### Record list
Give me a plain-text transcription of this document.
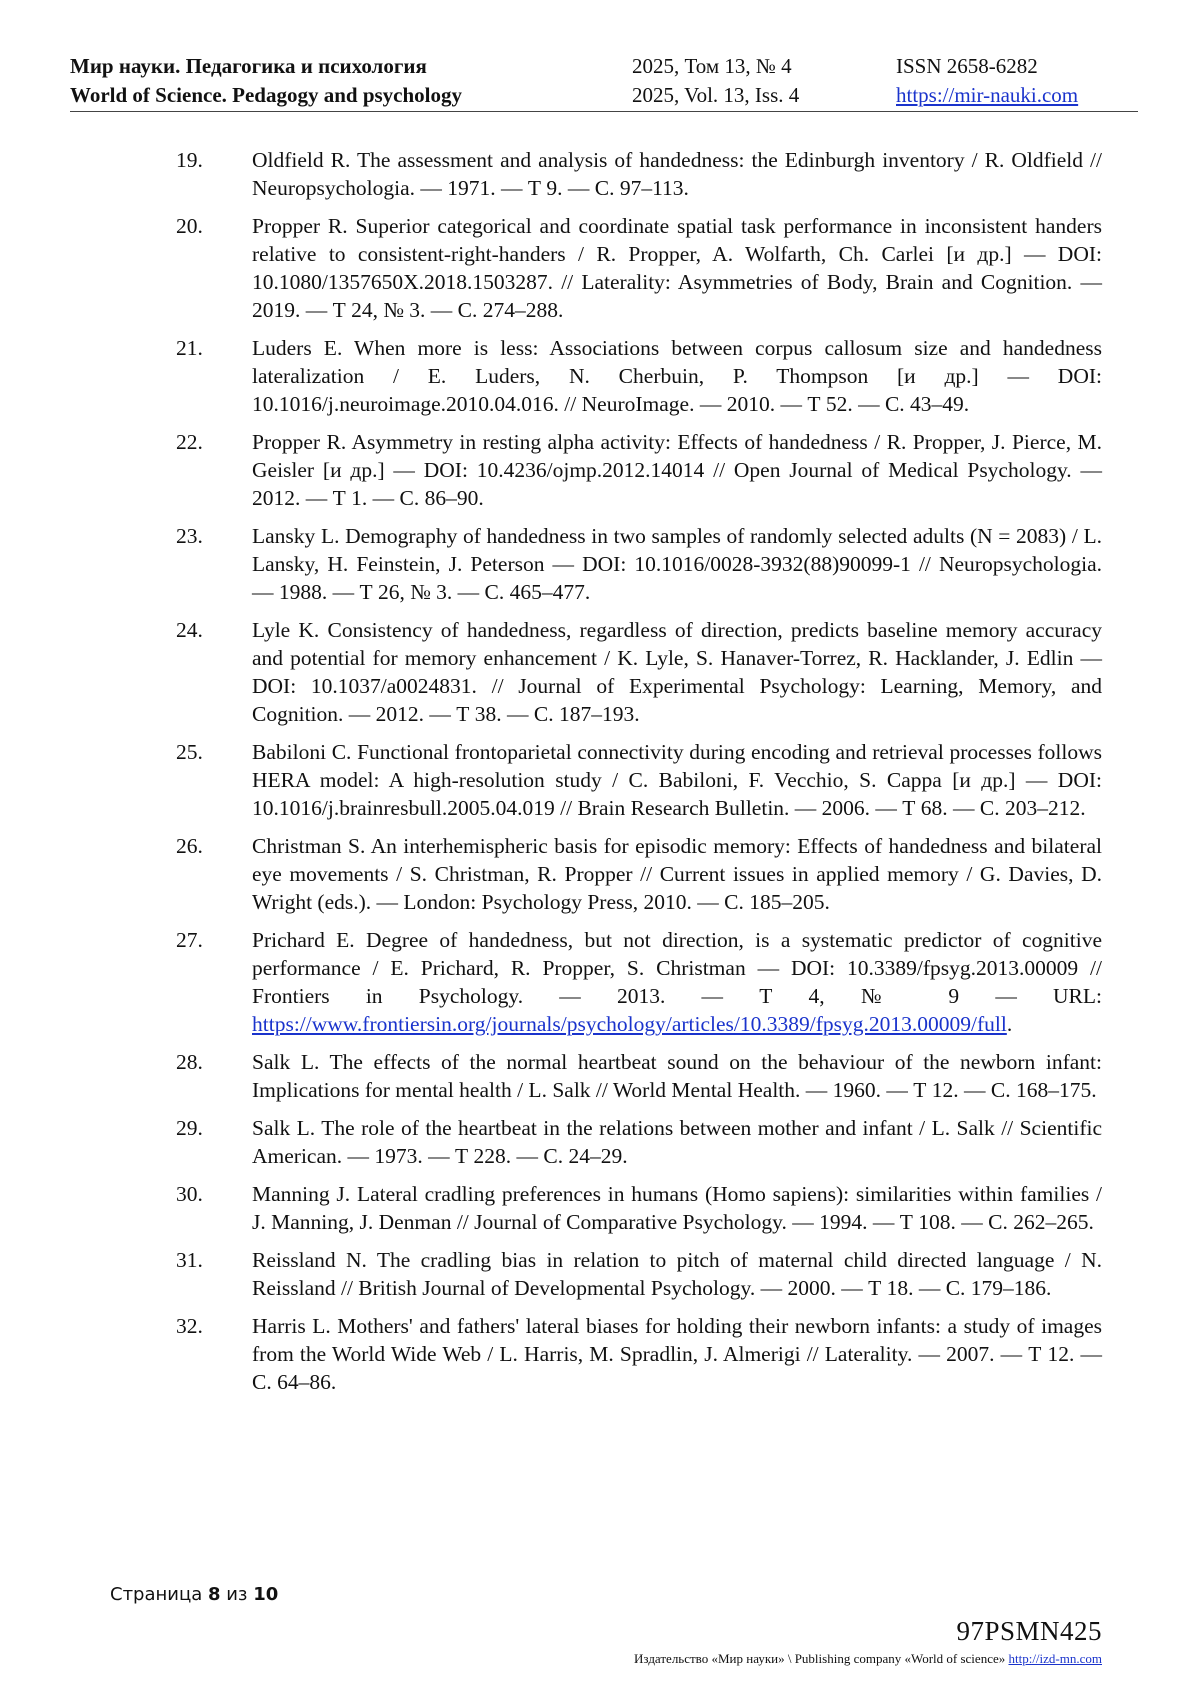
Мир науки. Педагогика и психология	2025, Том 13, № 4	ISSN 2658-6282
World of Science. Pedagogy and psychology	2025, Vol. 13, Iss. 4	https://mir-nauki.com
19.	Oldfield R. The assessment and analysis of handedness: the Edinburgh inventory / R. Oldfield // Neuropsychologia. — 1971. — Т 9. — С. 97–113.
20.	Propper R. Superior categorical and coordinate spatial task performance in inconsistent handers relative to consistent-right-handers / R. Propper, A. Wolfarth, Ch. Carlei [и др.] — DOI: 10.1080/1357650X.2018.1503287. // Laterality: Asymmetries of Body, Brain and Cognition. — 2019. — Т 24, № 3. — С. 274–288.
21.	Luders E. When more is less: Associations between corpus callosum size and handedness lateralization / E. Luders, N. Cherbuin, P. Thompson [и др.] — DOI: 10.1016/j.neuroimage.2010.04.016. // NeuroImage. — 2010. — Т 52. — С. 43–49.
22.	Propper R. Asymmetry in resting alpha activity: Effects of handedness / R. Propper, J. Pierce, M. Geisler [и др.] — DOI: 10.4236/ojmp.2012.14014 // Open Journal of Medical Psychology. — 2012. — Т 1. — С. 86–90.
23.	Lansky L. Demography of handedness in two samples of randomly selected adults (N = 2083) / L. Lansky, H. Feinstein, J. Peterson — DOI: 10.1016/0028-3932(88)90099-1 // Neuropsychologia. — 1988. — Т 26, № 3. — С. 465–477.
24.	Lyle K. Consistency of handedness, regardless of direction, predicts baseline memory accuracy and potential for memory enhancement / K. Lyle, S. Hanaver-Torrez, R. Hacklander, J. Edlin — DOI: 10.1037/a0024831. // Journal of Experimental Psychology: Learning, Memory, and Cognition. — 2012. — Т 38. — С. 187–193.
25.	Babiloni C. Functional frontoparietal connectivity during encoding and retrieval processes follows HERA model: A high-resolution study / C. Babiloni, F. Vecchio, S. Cappa [и др.] — DOI: 10.1016/j.brainresbull.2005.04.019 // Brain Research Bulletin. — 2006. — Т 68. — С. 203–212.
26.	Christman S. An interhemispheric basis for episodic memory: Effects of handedness and bilateral eye movements / S. Christman, R. Propper // Current issues in applied memory / G. Davies, D. Wright (eds.). — London: Psychology Press, 2010. — С. 185–205.
27.	Prichard E. Degree of handedness, but not direction, is a systematic predictor of cognitive performance / E. Prichard, R. Propper, S. Christman — DOI: 10.3389/fpsyg.2013.00009 // Frontiers in Psychology. — 2013. — Т 4, № 9 — URL: https://www.frontiersin.org/journals/psychology/articles/10.3389/fpsyg.2013.00009/full.
28.	Salk L. The effects of the normal heartbeat sound on the behaviour of the newborn infant: Implications for mental health / L. Salk // World Mental Health. — 1960. — Т 12. — С. 168–175.
29.	Salk L. The role of the heartbeat in the relations between mother and infant / L. Salk // Scientific American. — 1973. — Т 228. — С. 24–29.
30.	Manning J. Lateral cradling preferences in humans (Homo sapiens): similarities within families / J. Manning, J. Denman // Journal of Comparative Psychology. — 1994. — Т 108. — С. 262–265.
31.	Reissland N. The cradling bias in relation to pitch of maternal child directed language / N. Reissland // British Journal of Developmental Psychology. — 2000. — Т 18. — С. 179–186.
32.	Harris L. Mothers' and fathers' lateral biases for holding their newborn infants: a study of images from the World Wide Web / L. Harris, M. Spradlin, J. Almerigi // Laterality. — 2007. — Т 12. — С. 64–86.
Страница 8 из 10
97PSMN425
Издательство «Мир науки» \ Publishing company «World of science» http://izd-mn.com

### Aim of the exercise
Without the pictures, repeat all the records word for word.

### Result of this exercise
Give me a plain-text transcription of this document.
Мир науки. Педагогика и психология	2025, Том 13, № 4	ISSN 2658-6282
World of Science. Pedagogy and psychology	2025, Vol. 13, Iss. 4	https://mir-nauki.com
19.	Oldfield R. The assessment and analysis of handedness: the Edinburgh inventory / R. Oldfield // Neuropsychologia. — 1971. — Т 9. — С. 97–113.
20.	Propper R. Superior categorical and coordinate spatial task performance in inconsistent handers relative to consistent-right-handers / R. Propper, A. Wolfarth, Ch. Carlei [и др.] — DOI: 10.1080/1357650X.2018.1503287. // Laterality: Asymmetries of Body, Brain and Cognition. — 2019. — Т 24, № 3. — С. 274–288.
21.	Luders E. When more is less: Associations between corpus callosum size and handedness lateralization / E. Luders, N. Cherbuin, P. Thompson [и др.] — DOI: 10.1016/j.neuroimage.2010.04.016. // NeuroImage. — 2010. — Т 52. — С. 43–49.
22.	Propper R. Asymmetry in resting alpha activity: Effects of handedness / R. Propper, J. Pierce, M. Geisler [и др.] — DOI: 10.4236/ojmp.2012.14014 // Open Journal of Medical Psychology. — 2012. — Т 1. — С. 86–90.
23.	Lansky L. Demography of handedness in two samples of randomly selected adults (N = 2083) / L. Lansky, H. Feinstein, J. Peterson — DOI: 10.1016/0028-3932(88)90099-1 // Neuropsychologia. — 1988. — Т 26, № 3. — С. 465–477.
24.	Lyle K. Consistency of handedness, regardless of direction, predicts baseline memory accuracy and potential for memory enhancement / K. Lyle, S. Hanaver-Torrez, R. Hacklander, J. Edlin — DOI: 10.1037/a0024831. // Journal of Experimental Psychology: Learning, Memory, and Cognition. — 2012. — Т 38. — С. 187–193.
25.	Babiloni C. Functional frontoparietal connectivity during encoding and retrieval processes follows HERA model: A high-resolution study / C. Babiloni, F. Vecchio, S. Cappa [и др.] — DOI: 10.1016/j.brainresbull.2005.04.019 // Brain Research Bulletin. — 2006. — Т 68. — С. 203–212.
26.	Christman S. An interhemispheric basis for episodic memory: Effects of handedness and bilateral eye movements / S. Christman, R. Propper // Current issues in applied memory / G. Davies, D. Wright (eds.). — London: Psychology Press, 2010. — С. 185–205.
27.	Prichard E. Degree of handedness, but not direction, is a systematic predictor of cognitive performance / E. Prichard, R. Propper, S. Christman — DOI: 10.3389/fpsyg.2013.00009 // Frontiers in Psychology. — 2013. — Т 4, № 9 — URL: https://www.frontiersin.org/journals/psychology/articles/10.3389/fpsyg.2013.00009/full.
28.	Salk L. The effects of the normal heartbeat sound on the behaviour of the newborn infant: Implications for mental health / L. Salk // World Mental Health. — 1960. — Т 12. — С. 168–175.
29.	Salk L. The role of the heartbeat in the relations between mother and infant / L. Salk // Scientific American. — 1973. — Т 228. — С. 24–29.
30.	Manning J. Lateral cradling preferences in humans (Homo sapiens): similarities within families / J. Manning, J. Denman // Journal of Comparative Psychology. — 1994. — Т 108. — С. 262–265.
31.	Reissland N. The cradling bias in relation to pitch of maternal child directed language / N. Reissland // British Journal of Developmental Psychology. — 2000. — Т 18. — С. 179–186.
32.	Harris L. Mothers' and fathers' lateral biases for holding their newborn infants: a study of images from the World Wide Web / L. Harris, M. Spradlin, J. Almerigi // Laterality. — 2007. — Т 12. — С. 64–86.
Страница 8 из 10
97PSMN425
Издательство «Мир науки» \ Publishing company «World of science» http://izd-mn.com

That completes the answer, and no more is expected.